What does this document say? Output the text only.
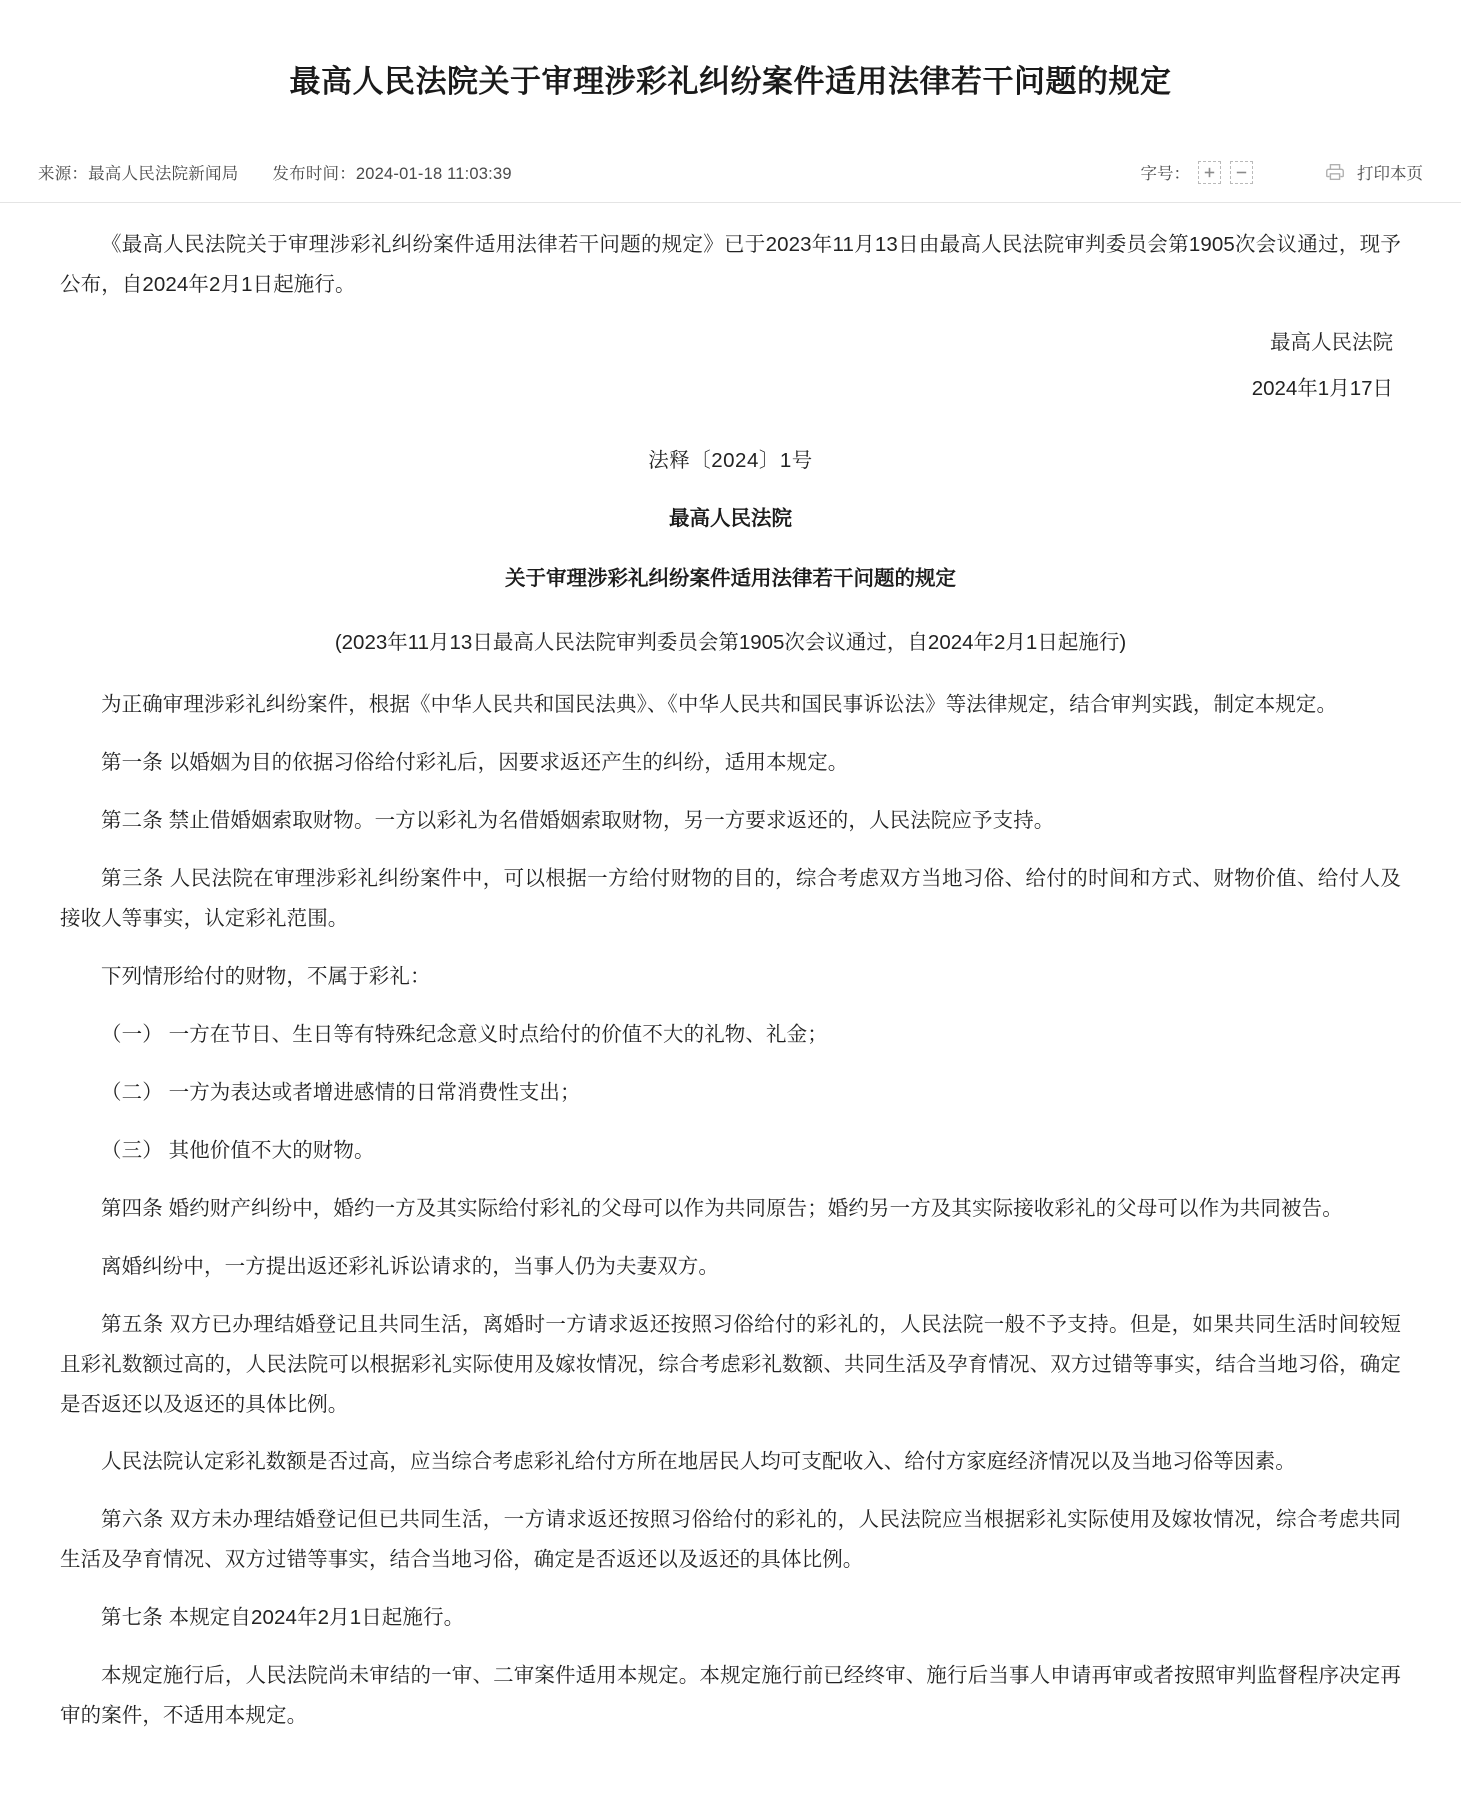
最高人民法院关于审理涉彩礼纠纷案件适用法律若干问题的规定
来源：最高人民法院新闻局 发布时间：2024-01-18 11:03:39	字号：	打印本页

《最高人民法院关于审理涉彩礼纠纷案件适用法律若干问题的规定》已于2023年11月13日由最高人民法院审判委员会第1905次会议通过，现予公布，自2024年2月1日起施行。

最高人民法院

2024年1月17日

法释〔2024〕1号

最高人民法院

关于审理涉彩礼纠纷案件适用法律若干问题的规定

(2023年11月13日最高人民法院审判委员会第1905次会议通过，自2024年2月1日起施行)

为正确审理涉彩礼纠纷案件，根据《中华人民共和国民法典》、《中华人民共和国民事诉讼法》等法律规定，结合审判实践，制定本规定。

第一条 以婚姻为目的依据习俗给付彩礼后，因要求返还产生的纠纷，适用本规定。

第二条 禁止借婚姻索取财物。一方以彩礼为名借婚姻索取财物，另一方要求返还的，人民法院应予支持。

第三条 人民法院在审理涉彩礼纠纷案件中，可以根据一方给付财物的目的，综合考虑双方当地习俗、给付的时间和方式、财物价值、给付人及接收人等事实，认定彩礼范围。

下列情形给付的财物，不属于彩礼：

（一） 一方在节日、生日等有特殊纪念意义时点给付的价值不大的礼物、礼金；

（二） 一方为表达或者增进感情的日常消费性支出；

（三） 其他价值不大的财物。

第四条 婚约财产纠纷中，婚约一方及其实际给付彩礼的父母可以作为共同原告；婚约另一方及其实际接收彩礼的父母可以作为共同被告。

离婚纠纷中，一方提出返还彩礼诉讼请求的，当事人仍为夫妻双方。

第五条 双方已办理结婚登记且共同生活，离婚时一方请求返还按照习俗给付的彩礼的，人民法院一般不予支持。但是，如果共同生活时间较短且彩礼数额过高的，人民法院可以根据彩礼实际使用及嫁妆情况，综合考虑彩礼数额、共同生活及孕育情况、双方过错等事实，结合当地习俗，确定是否返还以及返还的具体比例。

人民法院认定彩礼数额是否过高，应当综合考虑彩礼给付方所在地居民人均可支配收入、给付方家庭经济情况以及当地习俗等因素。

第六条 双方未办理结婚登记但已共同生活，一方请求返还按照习俗给付的彩礼的，人民法院应当根据彩礼实际使用及嫁妆情况，综合考虑共同生活及孕育情况、双方过错等事实，结合当地习俗，确定是否返还以及返还的具体比例。

第七条 本规定自2024年2月1日起施行。

本规定施行后，人民法院尚未审结的一审、二审案件适用本规定。本规定施行前已经终审、施行后当事人申请再审或者按照审判监督程序决定再审的案件，不适用本规定。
=-=-=-=-=
INSTRUCTIONS FOR THE TASK →
From the data above, gather every line that includes the word "结合当地习俗".

SOLUTION FOR THIS PROBLEM →
第五条 双方已办理结婚登记且共同生活，离婚时一方请求返还按照习俗给付的彩礼的，人民法院一般不予支持。但是，如果共同生活时间较短且彩礼数额过高的，人民法院可以根据彩礼实际使用及嫁妆情况，综合考虑彩礼数额、共同生活及孕育情况、双方过错等事实，结合当地习俗，确定是否返还以及返还的具体比例。
第六条 双方未办理结婚登记但已共同生活，一方请求返还按照习俗给付的彩礼的，人民法院应当根据彩礼实际使用及嫁妆情况，综合考虑共同生活及孕育情况、双方过错等事实，结合当地习俗，确定是否返还以及返还的具体比例。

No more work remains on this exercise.